##### SOURCE DATA
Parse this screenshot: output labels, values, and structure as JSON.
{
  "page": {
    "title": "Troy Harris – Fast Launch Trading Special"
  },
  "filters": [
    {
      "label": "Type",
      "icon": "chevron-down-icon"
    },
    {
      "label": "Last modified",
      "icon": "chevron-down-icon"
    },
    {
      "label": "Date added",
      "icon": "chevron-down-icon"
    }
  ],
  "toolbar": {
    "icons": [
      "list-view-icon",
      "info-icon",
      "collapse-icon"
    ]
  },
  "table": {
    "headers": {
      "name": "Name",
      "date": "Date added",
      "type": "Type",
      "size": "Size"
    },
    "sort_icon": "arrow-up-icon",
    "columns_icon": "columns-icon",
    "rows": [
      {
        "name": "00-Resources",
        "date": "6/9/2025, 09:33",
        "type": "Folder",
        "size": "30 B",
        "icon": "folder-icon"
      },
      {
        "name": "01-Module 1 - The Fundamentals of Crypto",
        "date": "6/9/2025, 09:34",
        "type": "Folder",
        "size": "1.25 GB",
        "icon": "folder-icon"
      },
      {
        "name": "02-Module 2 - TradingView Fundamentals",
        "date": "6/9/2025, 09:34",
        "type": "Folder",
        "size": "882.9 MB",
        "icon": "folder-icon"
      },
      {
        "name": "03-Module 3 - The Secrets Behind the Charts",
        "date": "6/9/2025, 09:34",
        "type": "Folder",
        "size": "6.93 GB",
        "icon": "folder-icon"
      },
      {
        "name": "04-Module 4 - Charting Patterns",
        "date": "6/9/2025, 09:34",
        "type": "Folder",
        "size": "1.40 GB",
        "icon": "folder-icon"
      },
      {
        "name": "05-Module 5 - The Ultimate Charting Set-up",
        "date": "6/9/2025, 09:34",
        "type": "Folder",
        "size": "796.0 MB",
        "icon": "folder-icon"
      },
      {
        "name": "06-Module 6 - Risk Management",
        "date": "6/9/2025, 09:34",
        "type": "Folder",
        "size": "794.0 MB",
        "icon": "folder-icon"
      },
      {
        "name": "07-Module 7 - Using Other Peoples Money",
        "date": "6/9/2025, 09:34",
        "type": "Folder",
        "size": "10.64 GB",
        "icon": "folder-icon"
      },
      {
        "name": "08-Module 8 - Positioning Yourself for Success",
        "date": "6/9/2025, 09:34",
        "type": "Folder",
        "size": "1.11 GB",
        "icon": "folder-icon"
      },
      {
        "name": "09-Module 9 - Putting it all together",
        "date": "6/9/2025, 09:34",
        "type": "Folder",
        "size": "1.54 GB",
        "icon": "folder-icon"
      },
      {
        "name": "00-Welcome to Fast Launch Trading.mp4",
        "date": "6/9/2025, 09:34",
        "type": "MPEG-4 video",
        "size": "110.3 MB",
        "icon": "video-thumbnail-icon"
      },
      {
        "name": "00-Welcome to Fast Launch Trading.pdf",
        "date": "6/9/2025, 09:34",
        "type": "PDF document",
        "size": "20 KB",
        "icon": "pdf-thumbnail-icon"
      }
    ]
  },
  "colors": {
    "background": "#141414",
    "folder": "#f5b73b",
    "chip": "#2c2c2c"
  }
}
##########
▶ [AIM] Set all of the entries down again, exactly as they were given.

▶ [TASK SOLUTION]
Parse this screenshot: output labels, values, and structure as JSON.
{
  "page": {
    "title": "Troy Harris – Fast Launch Trading Special"
  },
  "filters": [
    {
      "label": "Type",
      "icon": "chevron-down-icon"
    },
    {
      "label": "Last modified",
      "icon": "chevron-down-icon"
    },
    {
      "label": "Date added",
      "icon": "chevron-down-icon"
    }
  ],
  "toolbar": {
    "icons": [
      "list-view-icon",
      "info-icon",
      "collapse-icon"
    ]
  },
  "table": {
    "headers": {
      "name": "Name",
      "date": "Date added",
      "type": "Type",
      "size": "Size"
    },
    "sort_icon": "arrow-up-icon",
    "columns_icon": "columns-icon",
    "rows": [
      {
        "name": "00-Resources",
        "date": "6/9/2025, 09:33",
        "type": "Folder",
        "size": "30 B",
        "icon": "folder-icon"
      },
      {
        "name": "01-Module 1 - The Fundamentals of Crypto",
        "date": "6/9/2025, 09:34",
        "type": "Folder",
        "size": "1.25 GB",
        "icon": "folder-icon"
      },
      {
        "name": "02-Module 2 - TradingView Fundamentals",
        "date": "6/9/2025, 09:34",
        "type": "Folder",
        "size": "882.9 MB",
        "icon": "folder-icon"
      },
      {
        "name": "03-Module 3 - The Secrets Behind the Charts",
        "date": "6/9/2025, 09:34",
        "type": "Folder",
        "size": "6.93 GB",
        "icon": "folder-icon"
      },
      {
        "name": "04-Module 4 - Charting Patterns",
        "date": "6/9/2025, 09:34",
        "type": "Folder",
        "size": "1.40 GB",
        "icon": "folder-icon"
      },
      {
        "name": "05-Module 5 - The Ultimate Charting Set-up",
        "date": "6/9/2025, 09:34",
        "type": "Folder",
        "size": "796.0 MB",
        "icon": "folder-icon"
      },
      {
        "name": "06-Module 6 - Risk Management",
        "date": "6/9/2025, 09:34",
        "type": "Folder",
        "size": "794.0 MB",
        "icon": "folder-icon"
      },
      {
        "name": "07-Module 7 - Using Other Peoples Money",
        "date": "6/9/2025, 09:34",
        "type": "Folder",
        "size": "10.64 GB",
        "icon": "folder-icon"
      },
      {
        "name": "08-Module 8 - Positioning Yourself for Success",
        "date": "6/9/2025, 09:34",
        "type": "Folder",
        "size": "1.11 GB",
        "icon": "folder-icon"
      },
      {
        "name": "09-Module 9 - Putting it all together",
        "date": "6/9/2025, 09:34",
        "type": "Folder",
        "size": "1.54 GB",
        "icon": "folder-icon"
      },
      {
        "name": "00-Welcome to Fast Launch Trading.mp4",
        "date": "6/9/2025, 09:34",
        "type": "MPEG-4 video",
        "size": "110.3 MB",
        "icon": "video-thumbnail-icon"
      },
      {
        "name": "00-Welcome to Fast Launch Trading.pdf",
        "date": "6/9/2025, 09:34",
        "type": "PDF document",
        "size": "20 KB",
        "icon": "pdf-thumbnail-icon"
      }
    ]
  },
  "colors": {
    "background": "#141414",
    "folder": "#f5b73b",
    "chip": "#2c2c2c"
  }
}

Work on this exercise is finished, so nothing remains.